## Raw data

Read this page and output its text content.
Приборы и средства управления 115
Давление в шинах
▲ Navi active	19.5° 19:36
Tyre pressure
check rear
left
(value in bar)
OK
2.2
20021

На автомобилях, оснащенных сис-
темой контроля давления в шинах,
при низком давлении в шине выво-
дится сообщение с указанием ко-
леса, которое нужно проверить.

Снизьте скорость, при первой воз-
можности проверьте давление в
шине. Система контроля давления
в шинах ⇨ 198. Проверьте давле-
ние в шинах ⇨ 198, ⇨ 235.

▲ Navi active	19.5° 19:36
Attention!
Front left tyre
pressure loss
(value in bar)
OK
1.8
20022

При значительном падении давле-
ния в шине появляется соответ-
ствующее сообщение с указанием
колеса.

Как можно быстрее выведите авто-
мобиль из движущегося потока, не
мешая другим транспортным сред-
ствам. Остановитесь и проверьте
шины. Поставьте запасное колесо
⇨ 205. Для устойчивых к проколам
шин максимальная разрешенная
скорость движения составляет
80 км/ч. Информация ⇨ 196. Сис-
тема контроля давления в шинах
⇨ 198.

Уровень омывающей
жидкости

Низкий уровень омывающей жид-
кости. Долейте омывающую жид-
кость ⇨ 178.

## Work to be completed
All the data must be duplicated exactly, with nothing added or removed.

## Finished answer
Read this page and output its text content.
Приборы и средства управления 115
Давление в шинах
▲ Navi active	19.5° 19:36
Tyre pressure
check rear
left
(value in bar)
OK
2.2
20021

На автомобилях, оснащенных сис-
темой контроля давления в шинах,
при низком давлении в шине выво-
дится сообщение с указанием ко-
леса, которое нужно проверить.

Снизьте скорость, при первой воз-
можности проверьте давление в
шине. Система контроля давления
в шинах ⇨ 198. Проверьте давле-
ние в шинах ⇨ 198, ⇨ 235.

▲ Navi active	19.5° 19:36
Attention!
Front left tyre
pressure loss
(value in bar)
OK
1.8
20022

При значительном падении давле-
ния в шине появляется соответ-
ствующее сообщение с указанием
колеса.

Как можно быстрее выведите авто-
мобиль из движущегося потока, не
мешая другим транспортным сред-
ствам. Остановитесь и проверьте
шины. Поставьте запасное колесо
⇨ 205. Для устойчивых к проколам
шин максимальная разрешенная
скорость движения составляет
80 км/ч. Информация ⇨ 196. Сис-
тема контроля давления в шинах
⇨ 198.

Уровень омывающей
жидкости

Низкий уровень омывающей жид-
кости. Долейте омывающую жид-
кость ⇨ 178.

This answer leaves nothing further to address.